EXERCISE TASK: Give back each entry unchanged, minus pictures.
*-*-*
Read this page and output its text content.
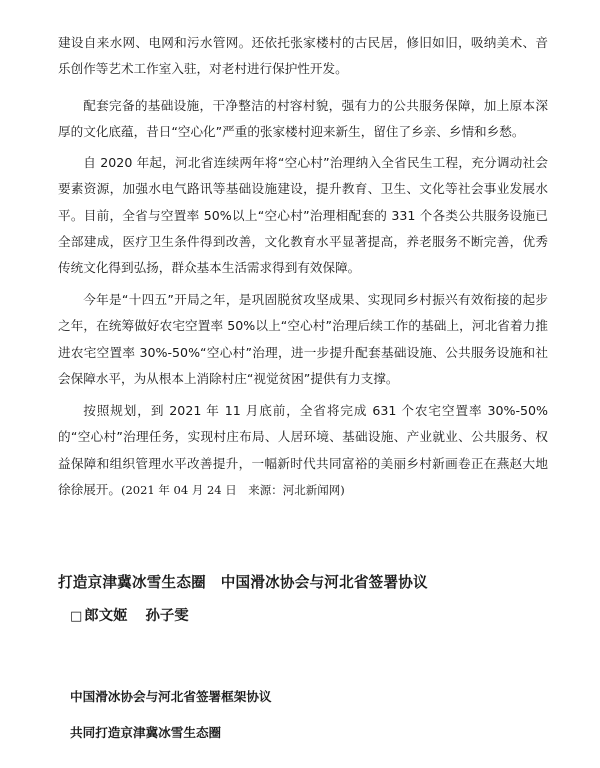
建设自来水网、电网和污水管网。还依托张家楼村的古民居，修旧如旧，吸纳美术、音乐创作等艺术工作室入驻，对老村进行保护性开发。

配套完备的基础设施，干净整洁的村容村貌，强有力的公共服务保障，加上原本深厚的文化底蕴，昔日“空心化”严重的张家楼村迎来新生，留住了乡亲、乡情和乡愁。

自 2020 年起，河北省连续两年将“空心村”治理纳入全省民生工程，充分调动社会要素资源，加强水电气路讯等基础设施建设，提升教育、卫生、文化等社会事业发展水平。目前，全省与空置率 50%以上“空心村”治理相配套的 331 个各类公共服务设施已全部建成，医疗卫生条件得到改善，文化教育水平显著提高，养老服务不断完善，优秀传统文化得到弘扬，群众基本生活需求得到有效保障。

今年是“十四五”开局之年，是巩固脱贫攻坚成果、实现同乡村振兴有效衔接的起步之年，在统筹做好农宅空置率 50%以上“空心村”治理后续工作的基础上，河北省着力推进农宅空置率 30%-50%“空心村”治理，进一步提升配套基础设施、公共服务设施和社会保障水平，为从根本上消除村庄“视觉贫困”提供有力支撑。

按照规划，到 2021 年 11 月底前，全省将完成 631 个农宅空置率 30%-50%的“空心村”治理任务，实现村庄布局、人居环境、基础设施、产业就业、公共服务、权益保障和组织管理水平改善提升，一幅新时代共同富裕的美丽乡村新画卷正在燕赵大地徐徐展开。(2021 年 04 月 24 日　来源：河北新闻网)

打造京津冀冰雪生态圈　中国滑冰协会与河北省签署协议

□ 郎文姬 孙子雯

中国滑冰协会与河北省签署框架协议

共同打造京津冀冰雪生态圈
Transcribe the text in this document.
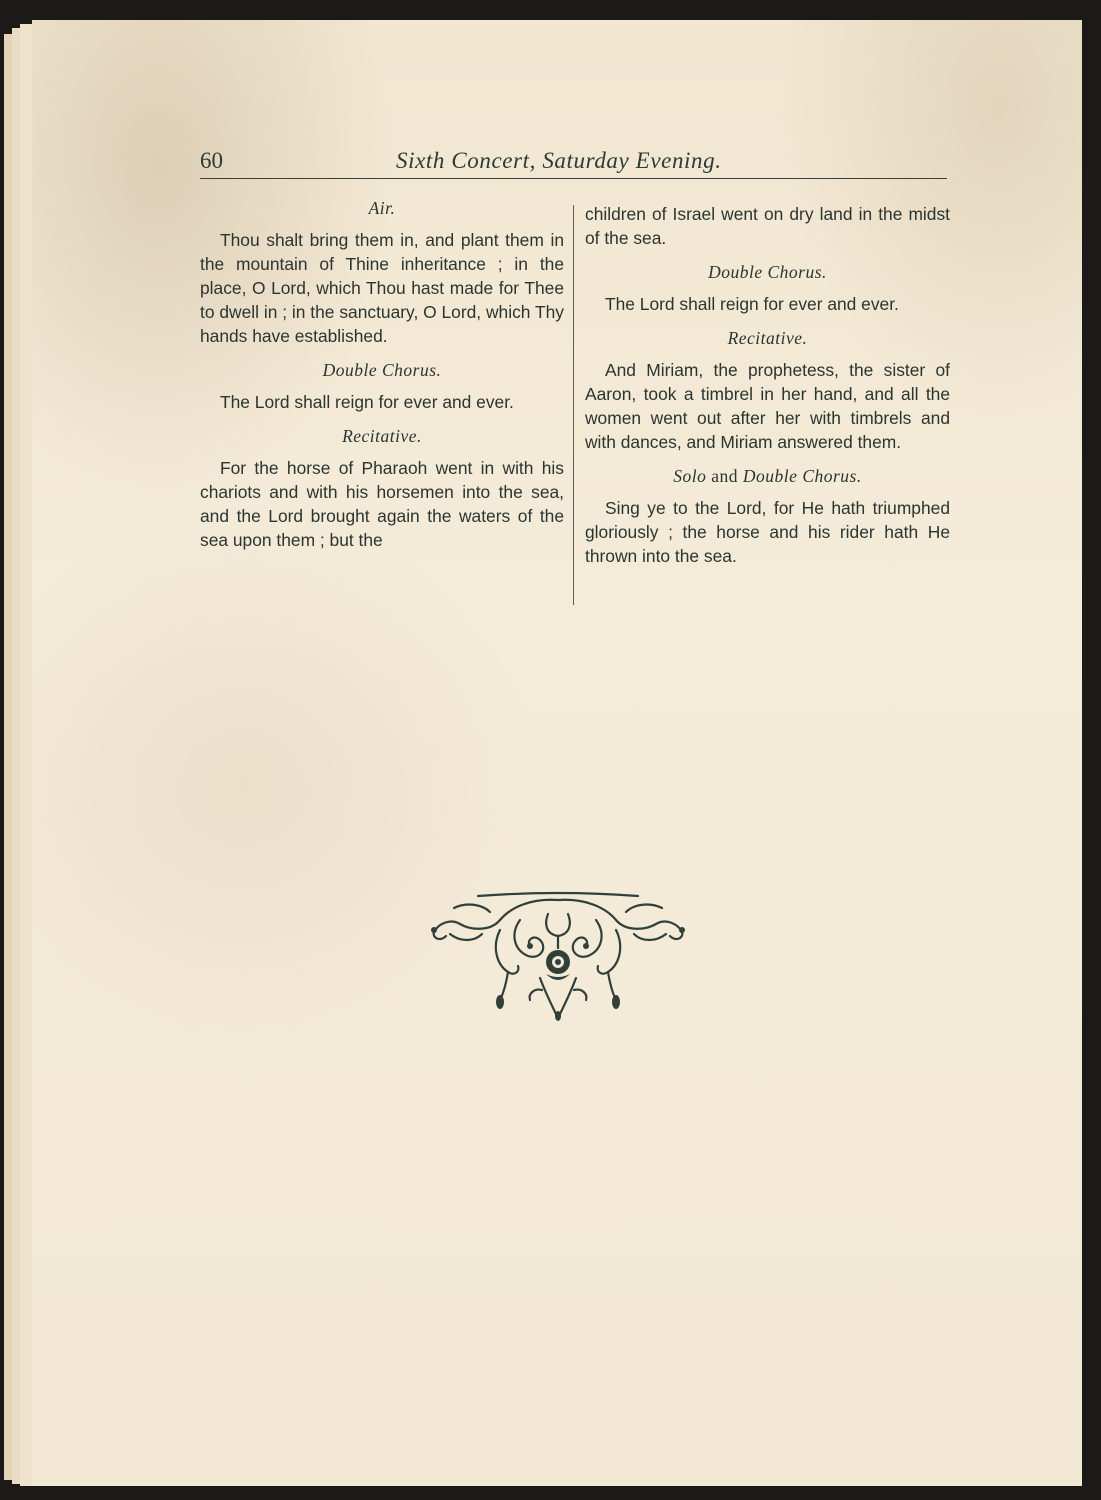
60	Sixth Concert, Saturday Evening.
Air.

Thou shalt bring them in, and plant them in the mountain of Thine inheritance ; in the place, O Lord, which Thou hast made for Thee to dwell in ; in the sanctuary, O Lord, which Thy hands have established.

Double Chorus.

The Lord shall reign for ever and ever.

Recitative.

For the horse of Pharaoh went in with his chariots and with his horsemen into the sea, and the Lord brought again the waters of the sea upon them ; but the

children of Israel went on dry land in the midst of the sea.

Double Chorus.

The Lord shall reign for ever and ever.

Recitative.

And Miriam, the prophetess, the sister of Aaron, took a timbrel in her hand, and all the women went out after her with timbrels and with dances, and Miriam answered them.

Solo and Double Chorus.

Sing ye to the Lord, for He hath triumphed gloriously ; the horse and his rider hath He thrown into the sea.
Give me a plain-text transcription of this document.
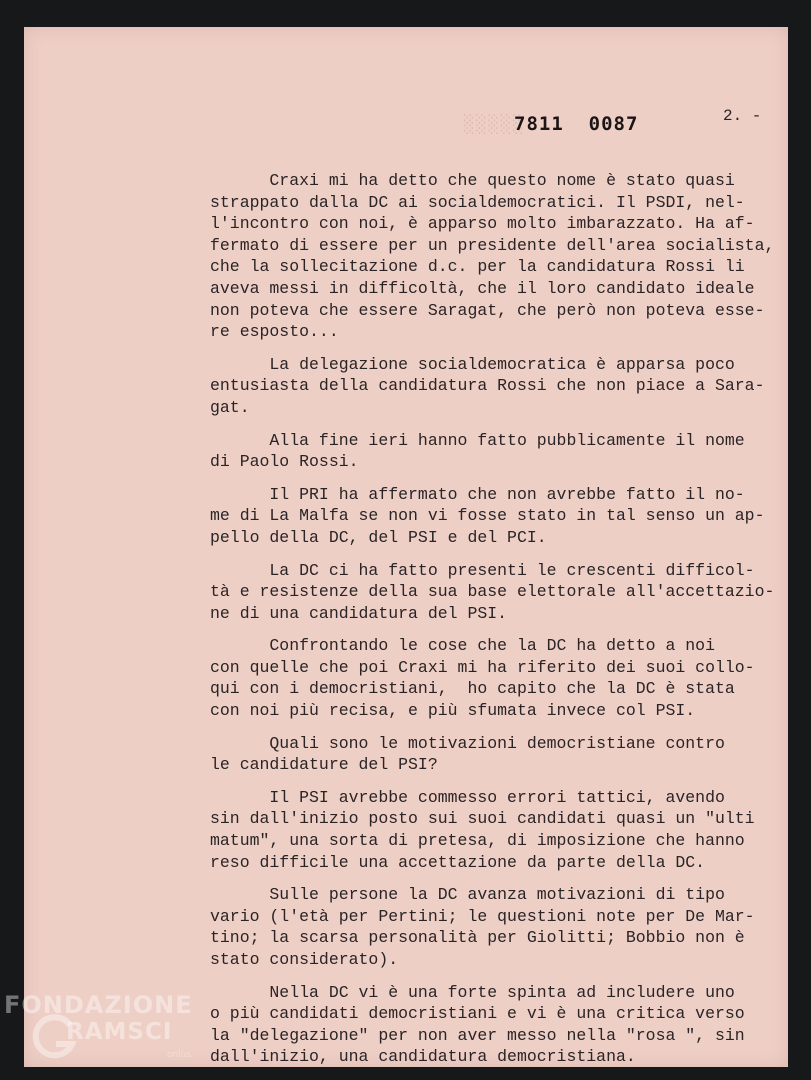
░░░░░
7811  0087	2. -
Craxi mi ha detto che questo nome è stato quasi
strappato dalla DC ai socialdemocratici. Il PSDI, nel-
l'incontro con noi, è apparso molto imbarazzato. Ha af-
fermato di essere per un presidente dell'area socialista,
che la sollecitazione d.c. per la candidatura Rossi li
aveva messi in difficoltà, che il loro candidato ideale
non poteva che essere Saragat, che però non poteva esse-
re esposto...
La delegazione socialdemocratica è apparsa poco
entusiasta della candidatura Rossi che non piace a Sara-
gat.
Alla fine ieri hanno fatto pubblicamente il nome
di Paolo Rossi.
Il PRI ha affermato che non avrebbe fatto il no-
me di La Malfa se non vi fosse stato in tal senso un ap-
pello della DC, del PSI e del PCI.
La DC ci ha fatto presenti le crescenti difficol-
tà e resistenze della sua base elettorale all'accettazio-
ne di una candidatura del PSI.
Confrontando le cose che la DC ha detto a noi
con quelle che poi Craxi mi ha riferito dei suoi collo-
qui con i democristiani,  ho capito che la DC è stata
con noi più recisa, e più sfumata invece col PSI.
Quali sono le motivazioni democristiane contro
le candidature del PSI?
Il PSI avrebbe commesso errori tattici, avendo
sin dall'inizio posto sui suoi candidati quasi un "ulti
matum", una sorta di pretesa, di imposizione che hanno
reso difficile una accettazione da parte della DC.
Sulle persone la DC avanza motivazioni di tipo
vario (l'età per Pertini; le questioni note per De Mar-
tino; la scarsa personalità per Giolitti; Bobbio non è
stato considerato).
Nella DC vi è una forte spinta ad includere uno
o più candidati democristiani e vi è una critica verso
la "delegazione" per non aver messo nella "rosa ", sin
dall'inizio, una candidatura democristiana.
FONDAZIONE
RAMSCI
onlus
*-*-*
ANSWER BELOW:
Read this page and output its text content.
建设自来水网、电网和污水管网。还依托张家楼村的古民居，修旧如旧，吸纳美术、音乐创作等艺术工作室入驻，对老村进行保护性开发。

配套完备的基础设施，干净整洁的村容村貌，强有力的公共服务保障，加上原本深厚的文化底蕴，昔日“空心化”严重的张家楼村迎来新生，留住了乡亲、乡情和乡愁。

自 2020 年起，河北省连续两年将“空心村”治理纳入全省民生工程，充分调动社会要素资源，加强水电气路讯等基础设施建设，提升教育、卫生、文化等社会事业发展水平。目前，全省与空置率 50%以上“空心村”治理相配套的 331 个各类公共服务设施已全部建成，医疗卫生条件得到改善，文化教育水平显著提高，养老服务不断完善，优秀传统文化得到弘扬，群众基本生活需求得到有效保障。

今年是“十四五”开局之年，是巩固脱贫攻坚成果、实现同乡村振兴有效衔接的起步之年，在统筹做好农宅空置率 50%以上“空心村”治理后续工作的基础上，河北省着力推进农宅空置率 30%-50%“空心村”治理，进一步提升配套基础设施、公共服务设施和社会保障水平，为从根本上消除村庄“视觉贫困”提供有力支撑。

按照规划，到 2021 年 11 月底前，全省将完成 631 个农宅空置率 30%-50%的“空心村”治理任务，实现村庄布局、人居环境、基础设施、产业就业、公共服务、权益保障和组织管理水平改善提升，一幅新时代共同富裕的美丽乡村新画卷正在燕赵大地徐徐展开。(2021 年 04 月 24 日　来源：河北新闻网)

打造京津冀冰雪生态圈　中国滑冰协会与河北省签署协议

□ 郎文姬 孙子雯

中国滑冰协会与河北省签署框架协议

共同打造京津冀冰雪生态圈
Transcribe the text in this document.
60	Sixth Concert, Saturday Evening.
Air.

Thou shalt bring them in, and plant them in the mountain of Thine inheritance ; in the place, O Lord, which Thou hast made for Thee to dwell in ; in the sanctuary, O Lord, which Thy hands have established.

Double Chorus.

The Lord shall reign for ever and ever.

Recitative.

For the horse of Pharaoh went in with his chariots and with his horsemen into the sea, and the Lord brought again the waters of the sea upon them ; but the

children of Israel went on dry land in the midst of the sea.

Double Chorus.

The Lord shall reign for ever and ever.

Recitative.

And Miriam, the prophetess, the sister of Aaron, took a timbrel in her hand, and all the women went out after her with timbrels and with dances, and Miriam answered them.

Solo and Double Chorus.

Sing ye to the Lord, for He hath triumphed gloriously ; the horse and his rider hath He thrown into the sea.
Give me a plain-text transcription of this document.
░░░░░
7811  0087	2. -
Craxi mi ha detto che questo nome è stato quasi
strappato dalla DC ai socialdemocratici. Il PSDI, nel-
l'incontro con noi, è apparso molto imbarazzato. Ha af-
fermato di essere per un presidente dell'area socialista,
che la sollecitazione d.c. per la candidatura Rossi li
aveva messi in difficoltà, che il loro candidato ideale
non poteva che essere Saragat, che però non poteva esse-
re esposto...
La delegazione socialdemocratica è apparsa poco
entusiasta della candidatura Rossi che non piace a Sara-
gat.
Alla fine ieri hanno fatto pubblicamente il nome
di Paolo Rossi.
Il PRI ha affermato che non avrebbe fatto il no-
me di La Malfa se non vi fosse stato in tal senso un ap-
pello della DC, del PSI e del PCI.
La DC ci ha fatto presenti le crescenti difficol-
tà e resistenze della sua base elettorale all'accettazio-
ne di una candidatura del PSI.
Confrontando le cose che la DC ha detto a noi
con quelle che poi Craxi mi ha riferito dei suoi collo-
qui con i democristiani,  ho capito che la DC è stata
con noi più recisa, e più sfumata invece col PSI.
Quali sono le motivazioni democristiane contro
le candidature del PSI?
Il PSI avrebbe commesso errori tattici, avendo
sin dall'inizio posto sui suoi candidati quasi un "ulti
matum", una sorta di pretesa, di imposizione che hanno
reso difficile una accettazione da parte della DC.
Sulle persone la DC avanza motivazioni di tipo
vario (l'età per Pertini; le questioni note per De Mar-
tino; la scarsa personalità per Giolitti; Bobbio non è
stato considerato).
Nella DC vi è una forte spinta ad includere uno
o più candidati democristiani e vi è una critica verso
la "delegazione" per non aver messo nella "rosa ", sin
dall'inizio, una candidatura democristiana.
FONDAZIONE
RAMSCI
onlus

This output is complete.